#### [WHAT YOU SHOULD DO]
Edit the listing below by replacing every "result-eye-icon" with "result-view-icon" and leaving everything else unchanged.

[Element placement data]
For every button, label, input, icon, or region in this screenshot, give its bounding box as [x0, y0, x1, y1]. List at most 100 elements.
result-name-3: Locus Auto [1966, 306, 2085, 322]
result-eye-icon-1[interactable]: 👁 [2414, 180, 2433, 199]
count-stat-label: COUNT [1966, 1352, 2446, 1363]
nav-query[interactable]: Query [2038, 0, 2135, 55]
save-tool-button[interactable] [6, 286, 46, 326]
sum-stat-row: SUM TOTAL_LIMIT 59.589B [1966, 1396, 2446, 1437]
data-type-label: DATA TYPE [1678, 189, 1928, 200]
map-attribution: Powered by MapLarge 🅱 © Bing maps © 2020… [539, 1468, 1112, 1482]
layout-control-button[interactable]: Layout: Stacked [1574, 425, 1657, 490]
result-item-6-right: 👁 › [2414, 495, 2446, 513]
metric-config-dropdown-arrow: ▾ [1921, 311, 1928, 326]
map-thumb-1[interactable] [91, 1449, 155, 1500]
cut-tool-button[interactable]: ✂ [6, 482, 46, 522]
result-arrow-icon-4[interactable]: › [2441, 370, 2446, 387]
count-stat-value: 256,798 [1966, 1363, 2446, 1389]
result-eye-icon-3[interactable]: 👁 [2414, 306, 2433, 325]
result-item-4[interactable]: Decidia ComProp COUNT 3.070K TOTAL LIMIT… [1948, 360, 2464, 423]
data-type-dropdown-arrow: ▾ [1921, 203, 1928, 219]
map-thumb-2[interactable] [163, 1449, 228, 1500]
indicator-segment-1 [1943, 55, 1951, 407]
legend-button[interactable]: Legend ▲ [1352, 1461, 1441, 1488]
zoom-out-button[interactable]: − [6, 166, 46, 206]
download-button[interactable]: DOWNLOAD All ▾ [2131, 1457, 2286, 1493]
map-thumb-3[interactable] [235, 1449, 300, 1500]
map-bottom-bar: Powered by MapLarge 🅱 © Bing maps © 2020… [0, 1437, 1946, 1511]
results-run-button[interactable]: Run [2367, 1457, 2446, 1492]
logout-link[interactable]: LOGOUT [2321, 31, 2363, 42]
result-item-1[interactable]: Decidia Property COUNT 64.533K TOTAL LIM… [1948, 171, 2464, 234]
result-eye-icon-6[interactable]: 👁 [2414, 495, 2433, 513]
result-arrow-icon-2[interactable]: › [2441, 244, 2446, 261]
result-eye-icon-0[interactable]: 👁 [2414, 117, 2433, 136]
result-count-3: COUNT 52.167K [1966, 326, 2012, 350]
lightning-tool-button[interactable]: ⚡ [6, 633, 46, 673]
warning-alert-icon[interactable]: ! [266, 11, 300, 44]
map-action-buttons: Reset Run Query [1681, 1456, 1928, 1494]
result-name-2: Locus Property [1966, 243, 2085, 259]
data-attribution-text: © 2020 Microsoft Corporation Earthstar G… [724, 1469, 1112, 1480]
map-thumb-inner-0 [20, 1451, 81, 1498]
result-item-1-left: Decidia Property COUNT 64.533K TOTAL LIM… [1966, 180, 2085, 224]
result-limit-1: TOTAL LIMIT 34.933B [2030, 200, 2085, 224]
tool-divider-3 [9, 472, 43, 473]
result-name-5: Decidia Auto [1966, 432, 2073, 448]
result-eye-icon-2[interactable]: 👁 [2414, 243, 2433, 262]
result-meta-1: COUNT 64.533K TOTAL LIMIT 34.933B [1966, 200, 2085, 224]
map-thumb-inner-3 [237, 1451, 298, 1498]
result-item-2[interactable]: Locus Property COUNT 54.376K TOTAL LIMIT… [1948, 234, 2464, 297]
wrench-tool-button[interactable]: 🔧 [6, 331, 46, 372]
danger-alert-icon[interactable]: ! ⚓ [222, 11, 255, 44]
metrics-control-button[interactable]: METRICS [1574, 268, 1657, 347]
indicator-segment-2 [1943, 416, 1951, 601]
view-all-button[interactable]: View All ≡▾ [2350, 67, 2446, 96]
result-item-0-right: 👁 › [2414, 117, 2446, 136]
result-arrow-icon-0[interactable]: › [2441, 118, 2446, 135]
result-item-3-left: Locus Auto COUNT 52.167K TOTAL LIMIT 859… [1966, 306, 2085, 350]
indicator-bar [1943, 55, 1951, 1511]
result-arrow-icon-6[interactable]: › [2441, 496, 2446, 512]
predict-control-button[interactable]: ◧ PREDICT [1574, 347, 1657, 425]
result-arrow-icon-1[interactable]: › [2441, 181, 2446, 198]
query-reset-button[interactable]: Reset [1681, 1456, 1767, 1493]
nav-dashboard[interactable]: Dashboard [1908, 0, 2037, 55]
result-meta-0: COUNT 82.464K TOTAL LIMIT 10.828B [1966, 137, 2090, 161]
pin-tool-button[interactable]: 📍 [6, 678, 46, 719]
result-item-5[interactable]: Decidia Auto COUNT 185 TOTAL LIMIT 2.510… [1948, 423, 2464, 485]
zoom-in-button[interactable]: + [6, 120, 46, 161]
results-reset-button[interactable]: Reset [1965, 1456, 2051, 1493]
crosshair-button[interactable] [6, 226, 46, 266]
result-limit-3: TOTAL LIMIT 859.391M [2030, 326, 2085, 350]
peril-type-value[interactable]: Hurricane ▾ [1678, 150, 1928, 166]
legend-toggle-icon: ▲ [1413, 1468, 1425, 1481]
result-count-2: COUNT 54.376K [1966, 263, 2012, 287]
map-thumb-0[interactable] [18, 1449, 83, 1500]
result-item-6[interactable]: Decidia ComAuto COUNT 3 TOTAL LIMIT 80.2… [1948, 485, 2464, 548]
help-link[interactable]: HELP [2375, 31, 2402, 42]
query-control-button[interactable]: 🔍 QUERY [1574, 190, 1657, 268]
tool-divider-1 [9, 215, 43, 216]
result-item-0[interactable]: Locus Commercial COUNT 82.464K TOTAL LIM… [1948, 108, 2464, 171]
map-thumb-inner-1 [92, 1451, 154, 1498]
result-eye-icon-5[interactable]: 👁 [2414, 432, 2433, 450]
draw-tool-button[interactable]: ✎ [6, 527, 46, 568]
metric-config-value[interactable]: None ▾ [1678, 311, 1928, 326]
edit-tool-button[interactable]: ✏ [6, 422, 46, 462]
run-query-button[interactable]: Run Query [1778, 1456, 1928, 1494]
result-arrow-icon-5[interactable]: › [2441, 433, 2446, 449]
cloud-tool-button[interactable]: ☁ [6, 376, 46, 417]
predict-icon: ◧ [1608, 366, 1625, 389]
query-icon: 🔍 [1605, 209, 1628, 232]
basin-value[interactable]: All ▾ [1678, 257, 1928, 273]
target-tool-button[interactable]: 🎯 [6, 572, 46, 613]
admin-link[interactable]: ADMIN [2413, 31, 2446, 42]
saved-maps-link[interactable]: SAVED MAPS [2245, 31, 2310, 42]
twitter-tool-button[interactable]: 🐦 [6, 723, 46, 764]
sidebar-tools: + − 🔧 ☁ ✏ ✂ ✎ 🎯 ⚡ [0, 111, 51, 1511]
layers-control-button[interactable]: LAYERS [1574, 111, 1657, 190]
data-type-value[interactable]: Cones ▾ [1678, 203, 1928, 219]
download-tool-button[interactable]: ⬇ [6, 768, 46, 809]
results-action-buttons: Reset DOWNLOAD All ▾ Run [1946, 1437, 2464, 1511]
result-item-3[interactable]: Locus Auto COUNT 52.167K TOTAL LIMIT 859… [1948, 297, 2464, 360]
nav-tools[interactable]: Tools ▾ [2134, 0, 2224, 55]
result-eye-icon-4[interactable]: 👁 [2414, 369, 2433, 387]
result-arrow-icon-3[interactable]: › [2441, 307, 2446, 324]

#### [FULL OUTPUT]
For every button, label, input, icon, or region in this screenshot, give its bounding box as [x0, y0, x1, y1]. List at most 100 elements.
result-name-3: Locus Auto [1966, 306, 2085, 322]
result-view-icon-1[interactable]: 👁 [2414, 180, 2433, 199]
count-stat-label: COUNT [1966, 1352, 2446, 1363]
nav-query[interactable]: Query [2038, 0, 2135, 55]
save-tool-button[interactable] [6, 286, 46, 326]
sum-stat-row: SUM TOTAL_LIMIT 59.589B [1966, 1396, 2446, 1437]
data-type-label: DATA TYPE [1678, 189, 1928, 200]
map-attribution: Powered by MapLarge 🅱 © Bing maps © 2020… [539, 1468, 1112, 1482]
layout-control-button[interactable]: Layout: Stacked [1574, 425, 1657, 490]
result-item-6-right: 👁 › [2414, 495, 2446, 513]
metric-config-dropdown-arrow: ▾ [1921, 311, 1928, 326]
map-thumb-1[interactable] [91, 1449, 155, 1500]
cut-tool-button[interactable]: ✂ [6, 482, 46, 522]
result-arrow-icon-4[interactable]: › [2441, 370, 2446, 387]
count-stat-value: 256,798 [1966, 1363, 2446, 1389]
result-view-icon-3[interactable]: 👁 [2414, 306, 2433, 325]
result-item-4[interactable]: Decidia ComProp COUNT 3.070K TOTAL LIMIT… [1948, 360, 2464, 423]
data-type-dropdown-arrow: ▾ [1921, 203, 1928, 219]
map-thumb-2[interactable] [163, 1449, 228, 1500]
indicator-segment-1 [1943, 55, 1951, 407]
legend-button[interactable]: Legend ▲ [1352, 1461, 1441, 1488]
zoom-out-button[interactable]: − [6, 166, 46, 206]
download-button[interactable]: DOWNLOAD All ▾ [2131, 1457, 2286, 1493]
map-thumb-3[interactable] [235, 1449, 300, 1500]
map-bottom-bar: Powered by MapLarge 🅱 © Bing maps © 2020… [0, 1437, 1946, 1511]
results-run-button[interactable]: Run [2367, 1457, 2446, 1492]
logout-link[interactable]: LOGOUT [2321, 31, 2363, 42]
result-item-1[interactable]: Decidia Property COUNT 64.533K TOTAL LIM… [1948, 171, 2464, 234]
result-view-icon-6[interactable]: 👁 [2414, 495, 2433, 513]
result-arrow-icon-2[interactable]: › [2441, 244, 2446, 261]
result-view-icon-0[interactable]: 👁 [2414, 117, 2433, 136]
result-count-3: COUNT 52.167K [1966, 326, 2012, 350]
lightning-tool-button[interactable]: ⚡ [6, 633, 46, 673]
warning-alert-icon[interactable]: ! [266, 11, 300, 44]
map-action-buttons: Reset Run Query [1681, 1456, 1928, 1494]
result-name-2: Locus Property [1966, 243, 2085, 259]
data-attribution-text: © 2020 Microsoft Corporation Earthstar G… [724, 1469, 1112, 1480]
map-thumb-inner-0 [20, 1451, 81, 1498]
result-item-1-left: Decidia Property COUNT 64.533K TOTAL LIM… [1966, 180, 2085, 224]
result-limit-1: TOTAL LIMIT 34.933B [2030, 200, 2085, 224]
tool-divider-3 [9, 472, 43, 473]
result-name-5: Decidia Auto [1966, 432, 2073, 448]
result-view-icon-2[interactable]: 👁 [2414, 243, 2433, 262]
result-meta-1: COUNT 64.533K TOTAL LIMIT 34.933B [1966, 200, 2085, 224]
map-thumb-inner-3 [237, 1451, 298, 1498]
result-item-2[interactable]: Locus Property COUNT 54.376K TOTAL LIMIT… [1948, 234, 2464, 297]
wrench-tool-button[interactable]: 🔧 [6, 331, 46, 372]
danger-alert-icon[interactable]: ! ⚓ [222, 11, 255, 44]
metrics-control-button[interactable]: METRICS [1574, 268, 1657, 347]
indicator-segment-2 [1943, 416, 1951, 601]
view-all-button[interactable]: View All ≡▾ [2350, 67, 2446, 96]
result-item-0-right: 👁 › [2414, 117, 2446, 136]
result-arrow-icon-0[interactable]: › [2441, 118, 2446, 135]
result-item-3-left: Locus Auto COUNT 52.167K TOTAL LIMIT 859… [1966, 306, 2085, 350]
indicator-bar [1943, 55, 1951, 1511]
result-arrow-icon-6[interactable]: › [2441, 496, 2446, 512]
predict-control-button[interactable]: ◧ PREDICT [1574, 347, 1657, 425]
result-arrow-icon-1[interactable]: › [2441, 181, 2446, 198]
query-reset-button[interactable]: Reset [1681, 1456, 1767, 1493]
nav-dashboard[interactable]: Dashboard [1908, 0, 2037, 55]
result-meta-0: COUNT 82.464K TOTAL LIMIT 10.828B [1966, 137, 2090, 161]
pin-tool-button[interactable]: 📍 [6, 678, 46, 719]
result-item-5[interactable]: Decidia Auto COUNT 185 TOTAL LIMIT 2.510… [1948, 423, 2464, 485]
zoom-in-button[interactable]: + [6, 120, 46, 161]
results-reset-button[interactable]: Reset [1965, 1456, 2051, 1493]
crosshair-button[interactable] [6, 226, 46, 266]
result-limit-3: TOTAL LIMIT 859.391M [2030, 326, 2085, 350]
peril-type-value[interactable]: Hurricane ▾ [1678, 150, 1928, 166]
legend-toggle-icon: ▲ [1413, 1468, 1425, 1481]
result-count-2: COUNT 54.376K [1966, 263, 2012, 287]
map-thumb-0[interactable] [18, 1449, 83, 1500]
result-item-6[interactable]: Decidia ComAuto COUNT 3 TOTAL LIMIT 80.2… [1948, 485, 2464, 548]
help-link[interactable]: HELP [2375, 31, 2402, 42]
query-control-button[interactable]: 🔍 QUERY [1574, 190, 1657, 268]
tool-divider-1 [9, 215, 43, 216]
result-item-0[interactable]: Locus Commercial COUNT 82.464K TOTAL LIM… [1948, 108, 2464, 171]
map-thumb-inner-1 [92, 1451, 154, 1498]
result-view-icon-5[interactable]: 👁 [2414, 432, 2433, 450]
draw-tool-button[interactable]: ✎ [6, 527, 46, 568]
metric-config-value[interactable]: None ▾ [1678, 311, 1928, 326]
edit-tool-button[interactable]: ✏ [6, 422, 46, 462]
run-query-button[interactable]: Run Query [1778, 1456, 1928, 1494]
result-arrow-icon-5[interactable]: › [2441, 433, 2446, 449]
cloud-tool-button[interactable]: ☁ [6, 376, 46, 417]
predict-icon: ◧ [1608, 366, 1625, 389]
query-icon: 🔍 [1605, 209, 1628, 232]
basin-value[interactable]: All ▾ [1678, 257, 1928, 273]
target-tool-button[interactable]: 🎯 [6, 572, 46, 613]
admin-link[interactable]: ADMIN [2413, 31, 2446, 42]
saved-maps-link[interactable]: SAVED MAPS [2245, 31, 2310, 42]
twitter-tool-button[interactable]: 🐦 [6, 723, 46, 764]
sidebar-tools: + − 🔧 ☁ ✏ ✂ ✎ 🎯 ⚡ [0, 111, 51, 1511]
layers-control-button[interactable]: LAYERS [1574, 111, 1657, 190]
data-type-value[interactable]: Cones ▾ [1678, 203, 1928, 219]
download-tool-button[interactable]: ⬇ [6, 768, 46, 809]
results-action-buttons: Reset DOWNLOAD All ▾ Run [1946, 1437, 2464, 1511]
result-item-3[interactable]: Locus Auto COUNT 52.167K TOTAL LIMIT 859… [1948, 297, 2464, 360]
nav-tools[interactable]: Tools ▾ [2134, 0, 2224, 55]
result-view-icon-4[interactable]: 👁 [2414, 369, 2433, 387]
result-arrow-icon-3[interactable]: › [2441, 307, 2446, 324]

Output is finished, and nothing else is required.